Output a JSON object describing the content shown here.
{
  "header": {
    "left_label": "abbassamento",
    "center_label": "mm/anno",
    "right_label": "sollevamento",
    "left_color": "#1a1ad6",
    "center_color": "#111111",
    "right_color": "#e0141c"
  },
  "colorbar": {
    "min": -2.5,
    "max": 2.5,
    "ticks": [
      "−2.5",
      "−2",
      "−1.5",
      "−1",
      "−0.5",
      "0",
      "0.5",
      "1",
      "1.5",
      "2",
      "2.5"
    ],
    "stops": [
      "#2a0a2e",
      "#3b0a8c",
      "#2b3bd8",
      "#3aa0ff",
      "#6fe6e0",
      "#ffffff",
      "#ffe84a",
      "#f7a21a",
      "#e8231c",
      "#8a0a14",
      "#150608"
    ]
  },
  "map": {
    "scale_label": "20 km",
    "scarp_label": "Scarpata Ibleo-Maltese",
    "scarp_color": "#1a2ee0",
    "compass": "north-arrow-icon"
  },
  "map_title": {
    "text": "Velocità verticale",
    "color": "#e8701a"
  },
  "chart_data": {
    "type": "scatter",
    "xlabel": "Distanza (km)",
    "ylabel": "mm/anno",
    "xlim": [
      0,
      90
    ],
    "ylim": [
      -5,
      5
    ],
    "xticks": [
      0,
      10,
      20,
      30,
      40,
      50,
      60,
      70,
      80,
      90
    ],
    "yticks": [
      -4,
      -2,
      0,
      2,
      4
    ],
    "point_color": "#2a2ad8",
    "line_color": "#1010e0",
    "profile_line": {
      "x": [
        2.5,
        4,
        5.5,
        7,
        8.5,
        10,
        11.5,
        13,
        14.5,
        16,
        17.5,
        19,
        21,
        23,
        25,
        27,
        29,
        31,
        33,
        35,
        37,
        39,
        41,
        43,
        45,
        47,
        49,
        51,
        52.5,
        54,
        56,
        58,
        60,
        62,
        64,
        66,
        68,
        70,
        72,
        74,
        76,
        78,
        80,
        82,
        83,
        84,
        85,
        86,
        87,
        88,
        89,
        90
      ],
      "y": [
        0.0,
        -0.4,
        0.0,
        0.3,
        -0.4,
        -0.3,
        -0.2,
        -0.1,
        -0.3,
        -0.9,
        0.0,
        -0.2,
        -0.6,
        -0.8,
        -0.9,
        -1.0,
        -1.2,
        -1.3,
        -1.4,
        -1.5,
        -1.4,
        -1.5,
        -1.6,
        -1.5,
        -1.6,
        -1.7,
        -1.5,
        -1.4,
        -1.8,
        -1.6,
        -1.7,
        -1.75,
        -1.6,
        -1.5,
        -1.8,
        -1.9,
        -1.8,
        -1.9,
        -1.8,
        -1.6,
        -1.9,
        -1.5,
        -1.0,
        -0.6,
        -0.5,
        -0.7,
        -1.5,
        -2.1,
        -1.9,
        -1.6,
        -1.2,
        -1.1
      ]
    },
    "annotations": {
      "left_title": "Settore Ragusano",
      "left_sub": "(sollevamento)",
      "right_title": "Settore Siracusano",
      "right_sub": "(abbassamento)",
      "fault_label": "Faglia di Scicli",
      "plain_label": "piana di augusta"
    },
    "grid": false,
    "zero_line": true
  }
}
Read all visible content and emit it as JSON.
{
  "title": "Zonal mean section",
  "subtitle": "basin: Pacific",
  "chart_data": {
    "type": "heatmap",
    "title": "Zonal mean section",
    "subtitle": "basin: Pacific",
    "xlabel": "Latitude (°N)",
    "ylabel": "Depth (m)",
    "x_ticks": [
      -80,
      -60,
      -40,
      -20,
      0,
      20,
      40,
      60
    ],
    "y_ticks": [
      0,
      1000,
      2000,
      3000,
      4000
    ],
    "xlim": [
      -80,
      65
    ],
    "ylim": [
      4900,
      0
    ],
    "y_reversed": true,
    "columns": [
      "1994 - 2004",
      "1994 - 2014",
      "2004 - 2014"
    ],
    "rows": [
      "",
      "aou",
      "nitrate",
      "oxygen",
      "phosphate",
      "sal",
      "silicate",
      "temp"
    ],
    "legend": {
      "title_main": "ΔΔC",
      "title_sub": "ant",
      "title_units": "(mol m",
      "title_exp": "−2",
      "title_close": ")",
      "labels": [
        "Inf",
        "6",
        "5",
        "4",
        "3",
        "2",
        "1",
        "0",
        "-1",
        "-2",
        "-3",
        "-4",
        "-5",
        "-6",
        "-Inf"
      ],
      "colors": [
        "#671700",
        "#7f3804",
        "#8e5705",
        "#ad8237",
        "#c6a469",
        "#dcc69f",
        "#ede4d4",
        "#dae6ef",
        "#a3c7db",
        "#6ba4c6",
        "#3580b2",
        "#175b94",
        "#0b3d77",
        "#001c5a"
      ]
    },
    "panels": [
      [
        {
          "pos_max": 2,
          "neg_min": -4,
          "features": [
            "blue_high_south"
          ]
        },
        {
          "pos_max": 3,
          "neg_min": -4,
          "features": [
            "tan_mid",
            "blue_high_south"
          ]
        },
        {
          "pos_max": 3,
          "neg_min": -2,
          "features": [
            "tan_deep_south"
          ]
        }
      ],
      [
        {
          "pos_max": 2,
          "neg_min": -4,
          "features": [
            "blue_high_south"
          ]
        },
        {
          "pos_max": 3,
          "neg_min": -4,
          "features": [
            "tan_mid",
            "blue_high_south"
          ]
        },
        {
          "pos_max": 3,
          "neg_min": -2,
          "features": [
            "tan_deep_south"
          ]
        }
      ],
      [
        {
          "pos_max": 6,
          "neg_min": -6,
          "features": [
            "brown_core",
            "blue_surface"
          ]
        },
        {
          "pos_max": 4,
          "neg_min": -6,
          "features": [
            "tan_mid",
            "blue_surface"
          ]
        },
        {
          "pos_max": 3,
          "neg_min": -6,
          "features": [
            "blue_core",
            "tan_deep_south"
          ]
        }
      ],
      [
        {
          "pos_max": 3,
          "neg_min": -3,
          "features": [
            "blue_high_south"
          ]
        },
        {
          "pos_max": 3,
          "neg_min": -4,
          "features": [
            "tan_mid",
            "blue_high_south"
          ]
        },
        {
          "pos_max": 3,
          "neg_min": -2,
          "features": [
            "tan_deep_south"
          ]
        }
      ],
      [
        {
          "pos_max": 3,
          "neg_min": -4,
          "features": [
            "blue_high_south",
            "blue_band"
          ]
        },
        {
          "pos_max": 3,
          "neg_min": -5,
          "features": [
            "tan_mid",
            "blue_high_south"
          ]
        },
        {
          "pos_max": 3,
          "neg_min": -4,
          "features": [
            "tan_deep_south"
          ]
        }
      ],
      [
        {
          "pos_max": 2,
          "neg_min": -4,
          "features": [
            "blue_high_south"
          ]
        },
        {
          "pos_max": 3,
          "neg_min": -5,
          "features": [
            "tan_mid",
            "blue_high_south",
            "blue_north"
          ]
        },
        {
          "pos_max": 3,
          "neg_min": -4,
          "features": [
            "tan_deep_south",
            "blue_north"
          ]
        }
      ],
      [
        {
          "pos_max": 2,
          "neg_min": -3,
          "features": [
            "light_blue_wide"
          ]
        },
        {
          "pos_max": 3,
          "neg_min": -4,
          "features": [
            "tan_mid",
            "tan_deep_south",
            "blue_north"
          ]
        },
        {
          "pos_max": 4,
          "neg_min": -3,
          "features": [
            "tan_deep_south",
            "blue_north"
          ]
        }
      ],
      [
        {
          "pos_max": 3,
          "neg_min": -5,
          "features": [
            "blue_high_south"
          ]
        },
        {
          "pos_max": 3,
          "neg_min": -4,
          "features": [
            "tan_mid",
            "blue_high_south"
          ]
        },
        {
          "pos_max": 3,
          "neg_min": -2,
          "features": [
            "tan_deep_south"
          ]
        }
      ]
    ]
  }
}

*Written request*
Set down each entry again, unchanged.

*Full answer*
Output a JSON object describing the content shown here.
{
  "header": {
    "left_label": "abbassamento",
    "center_label": "mm/anno",
    "right_label": "sollevamento",
    "left_color": "#1a1ad6",
    "center_color": "#111111",
    "right_color": "#e0141c"
  },
  "colorbar": {
    "min": -2.5,
    "max": 2.5,
    "ticks": [
      "−2.5",
      "−2",
      "−1.5",
      "−1",
      "−0.5",
      "0",
      "0.5",
      "1",
      "1.5",
      "2",
      "2.5"
    ],
    "stops": [
      "#2a0a2e",
      "#3b0a8c",
      "#2b3bd8",
      "#3aa0ff",
      "#6fe6e0",
      "#ffffff",
      "#ffe84a",
      "#f7a21a",
      "#e8231c",
      "#8a0a14",
      "#150608"
    ]
  },
  "map": {
    "scale_label": "20 km",
    "scarp_label": "Scarpata Ibleo-Maltese",
    "scarp_color": "#1a2ee0",
    "compass": "north-arrow-icon"
  },
  "map_title": {
    "text": "Velocità verticale",
    "color": "#e8701a"
  },
  "chart_data": {
    "type": "scatter",
    "xlabel": "Distanza (km)",
    "ylabel": "mm/anno",
    "xlim": [
      0,
      90
    ],
    "ylim": [
      -5,
      5
    ],
    "xticks": [
      0,
      10,
      20,
      30,
      40,
      50,
      60,
      70,
      80,
      90
    ],
    "yticks": [
      -4,
      -2,
      0,
      2,
      4
    ],
    "point_color": "#2a2ad8",
    "line_color": "#1010e0",
    "profile_line": {
      "x": [
        2.5,
        4,
        5.5,
        7,
        8.5,
        10,
        11.5,
        13,
        14.5,
        16,
        17.5,
        19,
        21,
        23,
        25,
        27,
        29,
        31,
        33,
        35,
        37,
        39,
        41,
        43,
        45,
        47,
        49,
        51,
        52.5,
        54,
        56,
        58,
        60,
        62,
        64,
        66,
        68,
        70,
        72,
        74,
        76,
        78,
        80,
        82,
        83,
        84,
        85,
        86,
        87,
        88,
        89,
        90
      ],
      "y": [
        0.0,
        -0.4,
        0.0,
        0.3,
        -0.4,
        -0.3,
        -0.2,
        -0.1,
        -0.3,
        -0.9,
        0.0,
        -0.2,
        -0.6,
        -0.8,
        -0.9,
        -1.0,
        -1.2,
        -1.3,
        -1.4,
        -1.5,
        -1.4,
        -1.5,
        -1.6,
        -1.5,
        -1.6,
        -1.7,
        -1.5,
        -1.4,
        -1.8,
        -1.6,
        -1.7,
        -1.75,
        -1.6,
        -1.5,
        -1.8,
        -1.9,
        -1.8,
        -1.9,
        -1.8,
        -1.6,
        -1.9,
        -1.5,
        -1.0,
        -0.6,
        -0.5,
        -0.7,
        -1.5,
        -2.1,
        -1.9,
        -1.6,
        -1.2,
        -1.1
      ]
    },
    "annotations": {
      "left_title": "Settore Ragusano",
      "left_sub": "(sollevamento)",
      "right_title": "Settore Siracusano",
      "right_sub": "(abbassamento)",
      "fault_label": "Faglia di Scicli",
      "plain_label": "piana di augusta"
    },
    "grid": false,
    "zero_line": true
  }
}
Read all visible content and emit it as JSON.
{
  "title": "Zonal mean section",
  "subtitle": "basin: Pacific",
  "chart_data": {
    "type": "heatmap",
    "title": "Zonal mean section",
    "subtitle": "basin: Pacific",
    "xlabel": "Latitude (°N)",
    "ylabel": "Depth (m)",
    "x_ticks": [
      -80,
      -60,
      -40,
      -20,
      0,
      20,
      40,
      60
    ],
    "y_ticks": [
      0,
      1000,
      2000,
      3000,
      4000
    ],
    "xlim": [
      -80,
      65
    ],
    "ylim": [
      4900,
      0
    ],
    "y_reversed": true,
    "columns": [
      "1994 - 2004",
      "1994 - 2014",
      "2004 - 2014"
    ],
    "rows": [
      "",
      "aou",
      "nitrate",
      "oxygen",
      "phosphate",
      "sal",
      "silicate",
      "temp"
    ],
    "legend": {
      "title_main": "ΔΔC",
      "title_sub": "ant",
      "title_units": "(mol m",
      "title_exp": "−2",
      "title_close": ")",
      "labels": [
        "Inf",
        "6",
        "5",
        "4",
        "3",
        "2",
        "1",
        "0",
        "-1",
        "-2",
        "-3",
        "-4",
        "-5",
        "-6",
        "-Inf"
      ],
      "colors": [
        "#671700",
        "#7f3804",
        "#8e5705",
        "#ad8237",
        "#c6a469",
        "#dcc69f",
        "#ede4d4",
        "#dae6ef",
        "#a3c7db",
        "#6ba4c6",
        "#3580b2",
        "#175b94",
        "#0b3d77",
        "#001c5a"
      ]
    },
    "panels": [
      [
        {
          "pos_max": 2,
          "neg_min": -4,
          "features": [
            "blue_high_south"
          ]
        },
        {
          "pos_max": 3,
          "neg_min": -4,
          "features": [
            "tan_mid",
            "blue_high_south"
          ]
        },
        {
          "pos_max": 3,
          "neg_min": -2,
          "features": [
            "tan_deep_south"
          ]
        }
      ],
      [
        {
          "pos_max": 2,
          "neg_min": -4,
          "features": [
            "blue_high_south"
          ]
        },
        {
          "pos_max": 3,
          "neg_min": -4,
          "features": [
            "tan_mid",
            "blue_high_south"
          ]
        },
        {
          "pos_max": 3,
          "neg_min": -2,
          "features": [
            "tan_deep_south"
          ]
        }
      ],
      [
        {
          "pos_max": 6,
          "neg_min": -6,
          "features": [
            "brown_core",
            "blue_surface"
          ]
        },
        {
          "pos_max": 4,
          "neg_min": -6,
          "features": [
            "tan_mid",
            "blue_surface"
          ]
        },
        {
          "pos_max": 3,
          "neg_min": -6,
          "features": [
            "blue_core",
            "tan_deep_south"
          ]
        }
      ],
      [
        {
          "pos_max": 3,
          "neg_min": -3,
          "features": [
            "blue_high_south"
          ]
        },
        {
          "pos_max": 3,
          "neg_min": -4,
          "features": [
            "tan_mid",
            "blue_high_south"
          ]
        },
        {
          "pos_max": 3,
          "neg_min": -2,
          "features": [
            "tan_deep_south"
          ]
        }
      ],
      [
        {
          "pos_max": 3,
          "neg_min": -4,
          "features": [
            "blue_high_south",
            "blue_band"
          ]
        },
        {
          "pos_max": 3,
          "neg_min": -5,
          "features": [
            "tan_mid",
            "blue_high_south"
          ]
        },
        {
          "pos_max": 3,
          "neg_min": -4,
          "features": [
            "tan_deep_south"
          ]
        }
      ],
      [
        {
          "pos_max": 2,
          "neg_min": -4,
          "features": [
            "blue_high_south"
          ]
        },
        {
          "pos_max": 3,
          "neg_min": -5,
          "features": [
            "tan_mid",
            "blue_high_south",
            "blue_north"
          ]
        },
        {
          "pos_max": 3,
          "neg_min": -4,
          "features": [
            "tan_deep_south",
            "blue_north"
          ]
        }
      ],
      [
        {
          "pos_max": 2,
          "neg_min": -3,
          "features": [
            "light_blue_wide"
          ]
        },
        {
          "pos_max": 3,
          "neg_min": -4,
          "features": [
            "tan_mid",
            "tan_deep_south",
            "blue_north"
          ]
        },
        {
          "pos_max": 4,
          "neg_min": -3,
          "features": [
            "tan_deep_south",
            "blue_north"
          ]
        }
      ],
      [
        {
          "pos_max": 3,
          "neg_min": -5,
          "features": [
            "blue_high_south"
          ]
        },
        {
          "pos_max": 3,
          "neg_min": -4,
          "features": [
            "tan_mid",
            "blue_high_south"
          ]
        },
        {
          "pos_max": 3,
          "neg_min": -2,
          "features": [
            "tan_deep_south"
          ]
        }
      ]
    ]
  }
}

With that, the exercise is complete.